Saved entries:
►

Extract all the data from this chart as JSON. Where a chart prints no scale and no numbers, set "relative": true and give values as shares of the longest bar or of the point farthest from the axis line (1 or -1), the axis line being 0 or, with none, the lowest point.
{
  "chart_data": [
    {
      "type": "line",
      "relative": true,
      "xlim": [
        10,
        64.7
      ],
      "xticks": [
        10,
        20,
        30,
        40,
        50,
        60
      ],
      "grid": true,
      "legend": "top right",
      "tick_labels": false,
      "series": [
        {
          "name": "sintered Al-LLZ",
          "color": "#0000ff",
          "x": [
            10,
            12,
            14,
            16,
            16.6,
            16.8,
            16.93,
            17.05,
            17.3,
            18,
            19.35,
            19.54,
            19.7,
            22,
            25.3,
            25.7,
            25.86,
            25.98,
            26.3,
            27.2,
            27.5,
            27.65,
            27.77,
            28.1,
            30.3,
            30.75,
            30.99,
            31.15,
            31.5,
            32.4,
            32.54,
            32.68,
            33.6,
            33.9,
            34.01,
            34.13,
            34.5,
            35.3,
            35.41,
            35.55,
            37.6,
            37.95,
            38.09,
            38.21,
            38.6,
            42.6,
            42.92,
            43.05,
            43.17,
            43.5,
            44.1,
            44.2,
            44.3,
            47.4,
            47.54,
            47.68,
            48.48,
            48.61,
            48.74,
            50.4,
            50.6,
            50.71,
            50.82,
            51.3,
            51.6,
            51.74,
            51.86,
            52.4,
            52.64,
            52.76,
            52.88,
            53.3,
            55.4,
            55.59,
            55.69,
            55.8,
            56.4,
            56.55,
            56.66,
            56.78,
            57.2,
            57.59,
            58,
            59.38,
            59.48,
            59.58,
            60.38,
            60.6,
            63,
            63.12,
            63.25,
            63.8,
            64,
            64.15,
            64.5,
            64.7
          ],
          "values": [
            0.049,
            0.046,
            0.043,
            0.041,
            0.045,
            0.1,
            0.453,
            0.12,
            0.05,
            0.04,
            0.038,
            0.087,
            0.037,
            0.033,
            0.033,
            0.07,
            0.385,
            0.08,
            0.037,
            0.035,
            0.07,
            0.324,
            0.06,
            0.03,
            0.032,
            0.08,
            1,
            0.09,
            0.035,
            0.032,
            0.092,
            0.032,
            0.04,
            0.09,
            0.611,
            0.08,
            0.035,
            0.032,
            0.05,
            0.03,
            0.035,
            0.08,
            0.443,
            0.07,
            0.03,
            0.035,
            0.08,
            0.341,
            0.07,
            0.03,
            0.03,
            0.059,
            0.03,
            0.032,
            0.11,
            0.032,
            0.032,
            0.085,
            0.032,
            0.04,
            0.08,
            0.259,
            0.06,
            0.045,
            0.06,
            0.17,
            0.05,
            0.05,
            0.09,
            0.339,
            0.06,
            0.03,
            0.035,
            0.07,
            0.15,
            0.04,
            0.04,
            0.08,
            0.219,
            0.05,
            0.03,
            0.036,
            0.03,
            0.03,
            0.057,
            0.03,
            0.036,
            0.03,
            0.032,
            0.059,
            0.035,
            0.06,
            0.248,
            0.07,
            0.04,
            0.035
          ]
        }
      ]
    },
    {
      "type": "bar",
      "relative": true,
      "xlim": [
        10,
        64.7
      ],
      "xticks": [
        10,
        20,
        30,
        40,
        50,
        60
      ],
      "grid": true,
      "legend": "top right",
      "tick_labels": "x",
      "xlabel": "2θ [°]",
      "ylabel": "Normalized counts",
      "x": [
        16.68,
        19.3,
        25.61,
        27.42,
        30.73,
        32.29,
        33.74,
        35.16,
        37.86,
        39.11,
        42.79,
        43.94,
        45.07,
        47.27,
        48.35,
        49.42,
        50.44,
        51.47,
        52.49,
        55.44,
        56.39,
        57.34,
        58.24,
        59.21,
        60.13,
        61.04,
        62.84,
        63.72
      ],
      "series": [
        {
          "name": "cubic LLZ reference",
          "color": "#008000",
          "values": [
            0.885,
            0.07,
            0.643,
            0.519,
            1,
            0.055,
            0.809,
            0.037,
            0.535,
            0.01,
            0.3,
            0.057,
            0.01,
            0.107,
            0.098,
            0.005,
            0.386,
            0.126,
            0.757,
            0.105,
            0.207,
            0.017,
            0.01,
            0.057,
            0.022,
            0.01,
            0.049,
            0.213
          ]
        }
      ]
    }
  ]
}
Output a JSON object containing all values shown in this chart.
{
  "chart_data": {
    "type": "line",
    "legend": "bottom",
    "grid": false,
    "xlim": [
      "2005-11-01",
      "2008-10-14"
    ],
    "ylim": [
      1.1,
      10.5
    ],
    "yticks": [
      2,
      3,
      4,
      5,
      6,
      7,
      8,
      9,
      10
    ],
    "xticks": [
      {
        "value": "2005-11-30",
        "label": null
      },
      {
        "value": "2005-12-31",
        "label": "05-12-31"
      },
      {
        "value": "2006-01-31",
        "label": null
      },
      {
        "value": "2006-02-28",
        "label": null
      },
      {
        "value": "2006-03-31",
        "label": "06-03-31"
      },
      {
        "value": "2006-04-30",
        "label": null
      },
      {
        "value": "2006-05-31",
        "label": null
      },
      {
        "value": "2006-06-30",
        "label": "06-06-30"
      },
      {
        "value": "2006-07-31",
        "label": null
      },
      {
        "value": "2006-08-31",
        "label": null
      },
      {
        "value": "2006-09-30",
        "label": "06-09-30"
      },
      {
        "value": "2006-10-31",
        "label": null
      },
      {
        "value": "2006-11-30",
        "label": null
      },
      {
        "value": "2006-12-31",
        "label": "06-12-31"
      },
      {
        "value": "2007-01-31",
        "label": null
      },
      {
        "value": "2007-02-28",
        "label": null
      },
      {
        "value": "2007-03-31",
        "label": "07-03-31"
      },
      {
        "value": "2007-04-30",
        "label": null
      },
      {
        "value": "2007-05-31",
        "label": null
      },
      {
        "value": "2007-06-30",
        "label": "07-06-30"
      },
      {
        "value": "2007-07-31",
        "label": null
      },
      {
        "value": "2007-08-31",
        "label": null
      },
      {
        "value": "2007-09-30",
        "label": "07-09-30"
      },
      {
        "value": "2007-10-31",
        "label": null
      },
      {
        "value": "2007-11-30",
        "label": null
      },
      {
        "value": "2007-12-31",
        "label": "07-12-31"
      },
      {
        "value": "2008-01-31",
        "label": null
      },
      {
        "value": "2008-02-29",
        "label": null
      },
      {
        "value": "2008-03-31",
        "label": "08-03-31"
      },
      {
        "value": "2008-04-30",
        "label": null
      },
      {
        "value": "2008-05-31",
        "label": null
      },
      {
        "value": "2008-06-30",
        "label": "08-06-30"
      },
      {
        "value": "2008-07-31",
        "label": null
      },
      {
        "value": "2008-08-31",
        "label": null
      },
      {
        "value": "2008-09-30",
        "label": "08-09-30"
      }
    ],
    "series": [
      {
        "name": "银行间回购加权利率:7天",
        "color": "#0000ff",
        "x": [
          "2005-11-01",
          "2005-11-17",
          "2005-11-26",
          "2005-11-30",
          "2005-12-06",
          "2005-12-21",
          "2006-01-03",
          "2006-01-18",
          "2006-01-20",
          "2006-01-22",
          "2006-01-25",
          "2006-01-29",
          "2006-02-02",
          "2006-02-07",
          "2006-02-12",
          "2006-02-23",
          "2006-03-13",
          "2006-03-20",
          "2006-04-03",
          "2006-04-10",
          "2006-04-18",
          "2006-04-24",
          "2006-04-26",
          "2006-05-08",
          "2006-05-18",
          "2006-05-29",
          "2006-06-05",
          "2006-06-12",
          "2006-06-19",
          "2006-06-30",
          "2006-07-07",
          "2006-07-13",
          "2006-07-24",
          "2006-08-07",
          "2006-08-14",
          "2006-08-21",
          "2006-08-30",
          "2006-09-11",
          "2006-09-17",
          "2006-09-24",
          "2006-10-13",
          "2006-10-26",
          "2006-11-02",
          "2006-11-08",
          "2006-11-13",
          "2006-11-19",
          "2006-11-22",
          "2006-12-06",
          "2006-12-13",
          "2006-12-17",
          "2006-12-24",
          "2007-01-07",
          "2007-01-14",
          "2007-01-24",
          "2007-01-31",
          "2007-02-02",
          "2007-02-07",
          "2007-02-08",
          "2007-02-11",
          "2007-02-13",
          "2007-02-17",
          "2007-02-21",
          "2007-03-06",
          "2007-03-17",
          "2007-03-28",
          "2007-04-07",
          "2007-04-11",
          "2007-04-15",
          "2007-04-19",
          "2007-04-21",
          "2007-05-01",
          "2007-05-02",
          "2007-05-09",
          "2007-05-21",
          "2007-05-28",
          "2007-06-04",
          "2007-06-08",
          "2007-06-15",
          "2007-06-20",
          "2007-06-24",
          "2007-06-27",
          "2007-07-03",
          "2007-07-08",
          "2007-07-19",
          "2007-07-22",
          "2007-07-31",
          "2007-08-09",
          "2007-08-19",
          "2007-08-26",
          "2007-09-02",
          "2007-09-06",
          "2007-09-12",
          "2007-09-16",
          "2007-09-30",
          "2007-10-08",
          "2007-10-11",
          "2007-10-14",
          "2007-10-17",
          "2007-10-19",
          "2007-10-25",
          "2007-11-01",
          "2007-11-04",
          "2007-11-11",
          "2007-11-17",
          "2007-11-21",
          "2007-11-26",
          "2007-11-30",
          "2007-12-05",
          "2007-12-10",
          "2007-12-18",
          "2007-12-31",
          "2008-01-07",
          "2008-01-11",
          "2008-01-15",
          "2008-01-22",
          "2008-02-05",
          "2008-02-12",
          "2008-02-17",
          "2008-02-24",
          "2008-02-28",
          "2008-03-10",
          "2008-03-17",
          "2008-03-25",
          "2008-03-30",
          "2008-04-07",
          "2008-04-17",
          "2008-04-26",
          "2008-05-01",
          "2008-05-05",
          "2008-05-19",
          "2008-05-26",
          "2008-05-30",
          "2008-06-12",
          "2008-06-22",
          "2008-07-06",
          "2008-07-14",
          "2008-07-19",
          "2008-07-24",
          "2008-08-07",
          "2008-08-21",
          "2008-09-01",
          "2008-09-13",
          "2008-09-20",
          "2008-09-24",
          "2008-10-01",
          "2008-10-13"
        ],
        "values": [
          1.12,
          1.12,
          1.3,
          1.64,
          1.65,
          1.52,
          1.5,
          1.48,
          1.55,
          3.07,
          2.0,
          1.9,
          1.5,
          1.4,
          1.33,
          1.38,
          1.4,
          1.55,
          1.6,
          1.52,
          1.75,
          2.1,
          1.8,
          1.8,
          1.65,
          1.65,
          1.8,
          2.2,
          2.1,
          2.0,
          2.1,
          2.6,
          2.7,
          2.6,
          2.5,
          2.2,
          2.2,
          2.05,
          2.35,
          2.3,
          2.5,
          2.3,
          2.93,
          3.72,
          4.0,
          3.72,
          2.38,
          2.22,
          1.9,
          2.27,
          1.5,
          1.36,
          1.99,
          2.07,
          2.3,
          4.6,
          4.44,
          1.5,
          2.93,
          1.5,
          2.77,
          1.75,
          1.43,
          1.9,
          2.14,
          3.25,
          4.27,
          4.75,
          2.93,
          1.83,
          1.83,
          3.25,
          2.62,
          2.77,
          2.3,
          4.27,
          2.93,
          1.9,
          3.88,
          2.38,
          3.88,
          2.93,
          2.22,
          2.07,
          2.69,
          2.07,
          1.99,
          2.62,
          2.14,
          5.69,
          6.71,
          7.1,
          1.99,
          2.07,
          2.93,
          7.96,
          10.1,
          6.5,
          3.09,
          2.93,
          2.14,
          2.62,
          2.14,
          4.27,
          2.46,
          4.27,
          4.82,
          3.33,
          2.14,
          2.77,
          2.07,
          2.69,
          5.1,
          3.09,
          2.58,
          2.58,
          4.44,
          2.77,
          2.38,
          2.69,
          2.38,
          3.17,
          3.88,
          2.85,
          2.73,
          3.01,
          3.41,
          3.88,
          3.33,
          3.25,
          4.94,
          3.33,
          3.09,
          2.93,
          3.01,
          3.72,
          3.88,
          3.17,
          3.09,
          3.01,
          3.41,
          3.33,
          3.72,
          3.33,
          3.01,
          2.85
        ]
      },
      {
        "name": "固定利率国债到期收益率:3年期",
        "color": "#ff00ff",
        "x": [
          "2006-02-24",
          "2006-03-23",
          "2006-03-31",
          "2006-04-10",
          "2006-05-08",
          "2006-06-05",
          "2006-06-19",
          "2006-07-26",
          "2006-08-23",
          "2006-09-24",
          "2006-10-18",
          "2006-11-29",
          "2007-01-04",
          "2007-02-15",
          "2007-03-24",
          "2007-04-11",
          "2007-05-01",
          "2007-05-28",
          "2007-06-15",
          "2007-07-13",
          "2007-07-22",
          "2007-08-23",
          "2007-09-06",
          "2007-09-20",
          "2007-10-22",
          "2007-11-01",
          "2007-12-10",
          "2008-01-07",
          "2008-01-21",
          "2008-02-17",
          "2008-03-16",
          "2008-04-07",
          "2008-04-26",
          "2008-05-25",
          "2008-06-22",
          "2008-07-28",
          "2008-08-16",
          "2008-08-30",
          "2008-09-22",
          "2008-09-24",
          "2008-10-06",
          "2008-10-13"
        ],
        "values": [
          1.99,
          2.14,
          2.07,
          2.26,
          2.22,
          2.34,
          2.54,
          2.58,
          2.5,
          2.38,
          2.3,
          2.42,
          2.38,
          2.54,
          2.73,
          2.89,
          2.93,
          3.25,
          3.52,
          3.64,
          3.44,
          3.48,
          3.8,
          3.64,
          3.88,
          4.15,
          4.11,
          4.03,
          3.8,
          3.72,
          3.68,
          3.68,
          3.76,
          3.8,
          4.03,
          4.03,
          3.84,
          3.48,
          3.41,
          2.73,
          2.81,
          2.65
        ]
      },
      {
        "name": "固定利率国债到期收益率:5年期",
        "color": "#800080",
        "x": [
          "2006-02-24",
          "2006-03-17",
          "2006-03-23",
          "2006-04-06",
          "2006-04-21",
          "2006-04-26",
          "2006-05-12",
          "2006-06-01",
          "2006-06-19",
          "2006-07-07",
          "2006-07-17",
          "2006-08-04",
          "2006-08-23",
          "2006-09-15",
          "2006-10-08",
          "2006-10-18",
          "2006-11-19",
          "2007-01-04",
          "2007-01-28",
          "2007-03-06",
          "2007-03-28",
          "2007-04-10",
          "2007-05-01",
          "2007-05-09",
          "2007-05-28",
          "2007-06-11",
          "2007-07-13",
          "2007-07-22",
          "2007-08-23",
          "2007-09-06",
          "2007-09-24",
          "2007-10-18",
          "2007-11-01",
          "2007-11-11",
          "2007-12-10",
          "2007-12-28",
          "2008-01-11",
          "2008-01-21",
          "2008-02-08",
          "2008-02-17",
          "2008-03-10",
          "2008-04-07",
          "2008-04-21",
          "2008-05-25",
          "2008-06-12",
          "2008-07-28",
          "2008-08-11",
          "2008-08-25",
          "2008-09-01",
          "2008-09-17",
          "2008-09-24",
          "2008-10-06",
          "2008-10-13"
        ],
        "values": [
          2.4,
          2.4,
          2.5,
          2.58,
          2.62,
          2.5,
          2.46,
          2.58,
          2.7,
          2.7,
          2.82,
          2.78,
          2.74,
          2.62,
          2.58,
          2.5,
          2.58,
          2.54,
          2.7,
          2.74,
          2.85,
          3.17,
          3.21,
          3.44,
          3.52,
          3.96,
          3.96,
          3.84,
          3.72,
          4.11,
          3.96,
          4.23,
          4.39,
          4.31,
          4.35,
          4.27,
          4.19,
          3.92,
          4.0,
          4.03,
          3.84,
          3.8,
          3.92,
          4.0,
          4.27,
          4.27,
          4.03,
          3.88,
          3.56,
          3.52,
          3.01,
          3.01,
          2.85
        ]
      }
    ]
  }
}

◄

Exercise goal:
Pick out lines containing the word "this", each one as written.

Complete output:
Extract all the data from this chart as JSON. Where a chart prints no scale and no numbers, set "relative": true and give values as shares of the longest bar or of the point farthest from the axis line (1 or -1), the axis line being 0 or, with none, the lowest point.
Output a JSON object containing all values shown in this chart.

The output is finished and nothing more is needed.